··· RECORDS FOR THE EXERCISE

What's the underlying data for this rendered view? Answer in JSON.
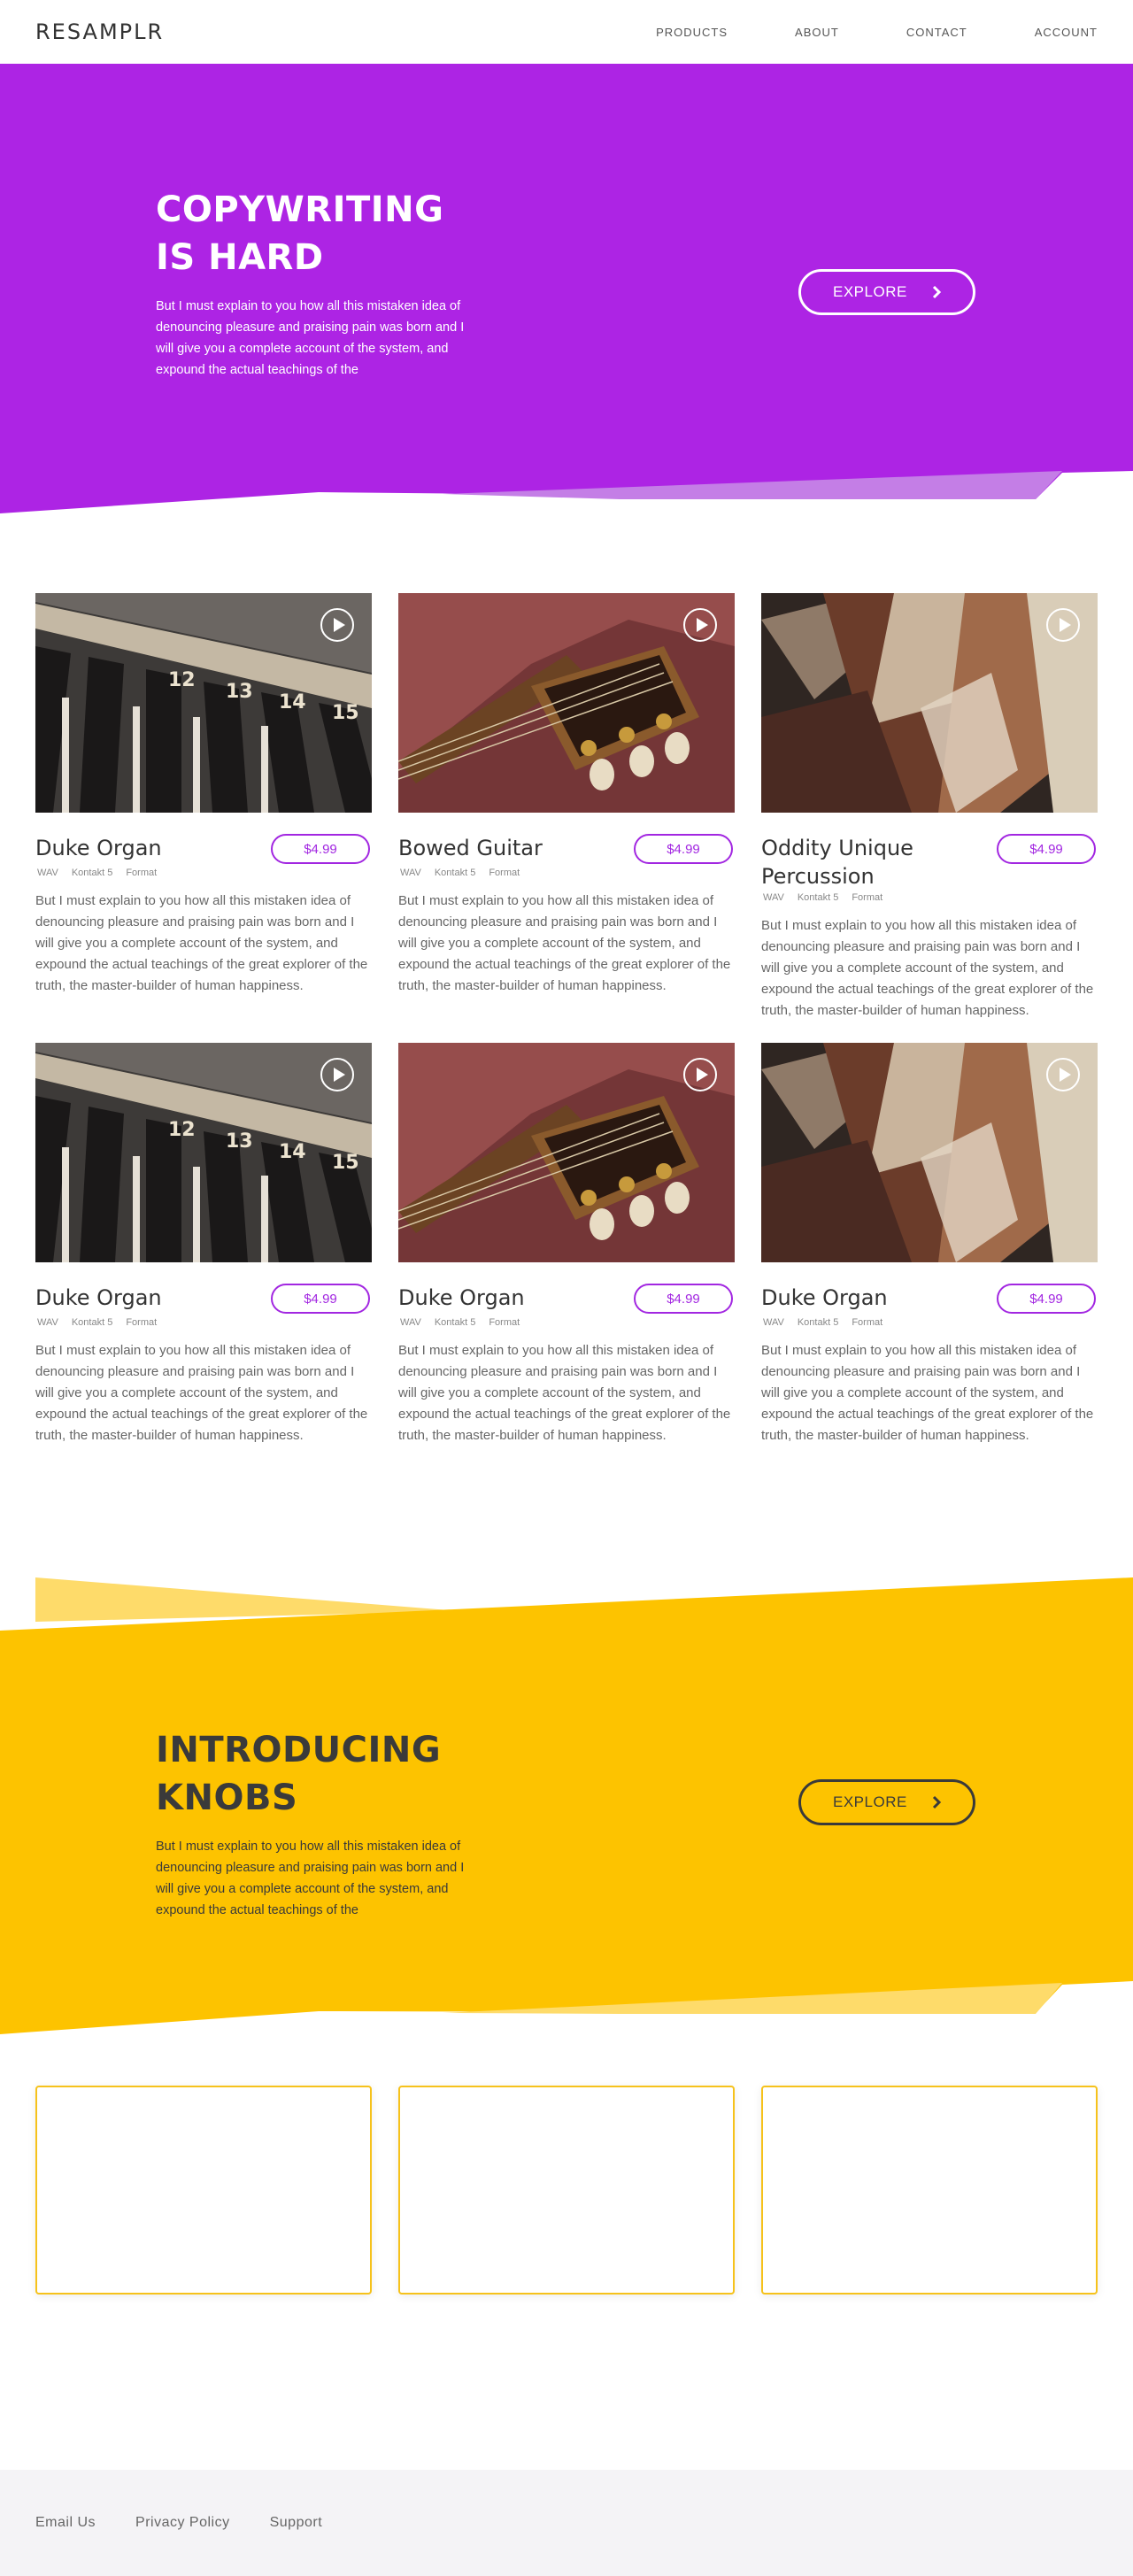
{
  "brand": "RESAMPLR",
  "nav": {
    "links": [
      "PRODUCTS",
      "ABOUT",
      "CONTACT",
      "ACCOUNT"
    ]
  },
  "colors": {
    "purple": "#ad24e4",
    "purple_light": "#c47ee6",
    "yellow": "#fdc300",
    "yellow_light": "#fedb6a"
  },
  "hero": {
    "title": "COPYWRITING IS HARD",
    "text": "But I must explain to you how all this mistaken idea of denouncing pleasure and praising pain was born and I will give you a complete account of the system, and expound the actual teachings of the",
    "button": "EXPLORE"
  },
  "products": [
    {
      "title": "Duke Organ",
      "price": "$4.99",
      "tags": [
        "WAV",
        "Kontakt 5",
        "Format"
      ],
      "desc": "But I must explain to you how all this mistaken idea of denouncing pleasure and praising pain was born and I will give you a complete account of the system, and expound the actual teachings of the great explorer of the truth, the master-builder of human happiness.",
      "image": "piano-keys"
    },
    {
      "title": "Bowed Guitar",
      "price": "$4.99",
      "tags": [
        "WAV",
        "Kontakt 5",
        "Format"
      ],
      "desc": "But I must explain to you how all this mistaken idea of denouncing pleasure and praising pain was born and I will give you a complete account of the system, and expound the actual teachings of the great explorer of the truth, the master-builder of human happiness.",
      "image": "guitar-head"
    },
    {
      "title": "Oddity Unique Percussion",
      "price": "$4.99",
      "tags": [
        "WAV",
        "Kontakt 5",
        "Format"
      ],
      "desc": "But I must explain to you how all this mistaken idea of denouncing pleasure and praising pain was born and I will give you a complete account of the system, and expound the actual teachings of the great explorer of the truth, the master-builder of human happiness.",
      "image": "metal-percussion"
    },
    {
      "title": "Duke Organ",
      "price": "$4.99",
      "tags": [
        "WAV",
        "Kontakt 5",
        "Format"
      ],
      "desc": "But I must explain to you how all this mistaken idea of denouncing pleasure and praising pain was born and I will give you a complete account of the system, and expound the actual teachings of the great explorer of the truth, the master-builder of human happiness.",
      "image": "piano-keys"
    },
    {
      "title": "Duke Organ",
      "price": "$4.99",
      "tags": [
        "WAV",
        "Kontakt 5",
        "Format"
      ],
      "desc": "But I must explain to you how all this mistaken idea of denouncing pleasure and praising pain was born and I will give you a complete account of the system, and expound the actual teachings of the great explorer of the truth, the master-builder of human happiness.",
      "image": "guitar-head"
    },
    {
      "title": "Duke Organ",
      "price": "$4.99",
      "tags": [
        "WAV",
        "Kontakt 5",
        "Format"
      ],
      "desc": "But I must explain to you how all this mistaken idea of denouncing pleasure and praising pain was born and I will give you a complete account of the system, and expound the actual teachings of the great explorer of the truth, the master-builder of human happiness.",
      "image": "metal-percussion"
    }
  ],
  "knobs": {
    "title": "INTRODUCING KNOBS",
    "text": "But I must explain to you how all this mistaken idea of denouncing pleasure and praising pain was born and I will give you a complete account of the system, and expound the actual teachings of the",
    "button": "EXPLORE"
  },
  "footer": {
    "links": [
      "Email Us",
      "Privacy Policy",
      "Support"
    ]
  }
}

······

--- TASK DESCRIPTION ---
Repeat all of the entries word for word, but omit the pictures.

--- IN RESPONSE ---
What's the underlying data for this rendered view? Answer in JSON.
{
  "brand": "RESAMPLR",
  "nav": {
    "links": [
      "PRODUCTS",
      "ABOUT",
      "CONTACT",
      "ACCOUNT"
    ]
  },
  "colors": {
    "purple": "#ad24e4",
    "purple_light": "#c47ee6",
    "yellow": "#fdc300",
    "yellow_light": "#fedb6a"
  },
  "hero": {
    "title": "COPYWRITING IS HARD",
    "text": "But I must explain to you how all this mistaken idea of denouncing pleasure and praising pain was born and I will give you a complete account of the system, and expound the actual teachings of the",
    "button": "EXPLORE"
  },
  "products": [
    {
      "title": "Duke Organ",
      "price": "$4.99",
      "tags": [
        "WAV",
        "Kontakt 5",
        "Format"
      ],
      "desc": "But I must explain to you how all this mistaken idea of denouncing pleasure and praising pain was born and I will give you a complete account of the system, and expound the actual teachings of the great explorer of the truth, the master-builder of human happiness.",
      "image": "piano-keys"
    },
    {
      "title": "Bowed Guitar",
      "price": "$4.99",
      "tags": [
        "WAV",
        "Kontakt 5",
        "Format"
      ],
      "desc": "But I must explain to you how all this mistaken idea of denouncing pleasure and praising pain was born and I will give you a complete account of the system, and expound the actual teachings of the great explorer of the truth, the master-builder of human happiness.",
      "image": "guitar-head"
    },
    {
      "title": "Oddity Unique Percussion",
      "price": "$4.99",
      "tags": [
        "WAV",
        "Kontakt 5",
        "Format"
      ],
      "desc": "But I must explain to you how all this mistaken idea of denouncing pleasure and praising pain was born and I will give you a complete account of the system, and expound the actual teachings of the great explorer of the truth, the master-builder of human happiness.",
      "image": "metal-percussion"
    },
    {
      "title": "Duke Organ",
      "price": "$4.99",
      "tags": [
        "WAV",
        "Kontakt 5",
        "Format"
      ],
      "desc": "But I must explain to you how all this mistaken idea of denouncing pleasure and praising pain was born and I will give you a complete account of the system, and expound the actual teachings of the great explorer of the truth, the master-builder of human happiness.",
      "image": "piano-keys"
    },
    {
      "title": "Duke Organ",
      "price": "$4.99",
      "tags": [
        "WAV",
        "Kontakt 5",
        "Format"
      ],
      "desc": "But I must explain to you how all this mistaken idea of denouncing pleasure and praising pain was born and I will give you a complete account of the system, and expound the actual teachings of the great explorer of the truth, the master-builder of human happiness.",
      "image": "guitar-head"
    },
    {
      "title": "Duke Organ",
      "price": "$4.99",
      "tags": [
        "WAV",
        "Kontakt 5",
        "Format"
      ],
      "desc": "But I must explain to you how all this mistaken idea of denouncing pleasure and praising pain was born and I will give you a complete account of the system, and expound the actual teachings of the great explorer of the truth, the master-builder of human happiness.",
      "image": "metal-percussion"
    }
  ],
  "knobs": {
    "title": "INTRODUCING KNOBS",
    "text": "But I must explain to you how all this mistaken idea of denouncing pleasure and praising pain was born and I will give you a complete account of the system, and expound the actual teachings of the",
    "button": "EXPLORE"
  },
  "footer": {
    "links": [
      "Email Us",
      "Privacy Policy",
      "Support"
    ]
  }
}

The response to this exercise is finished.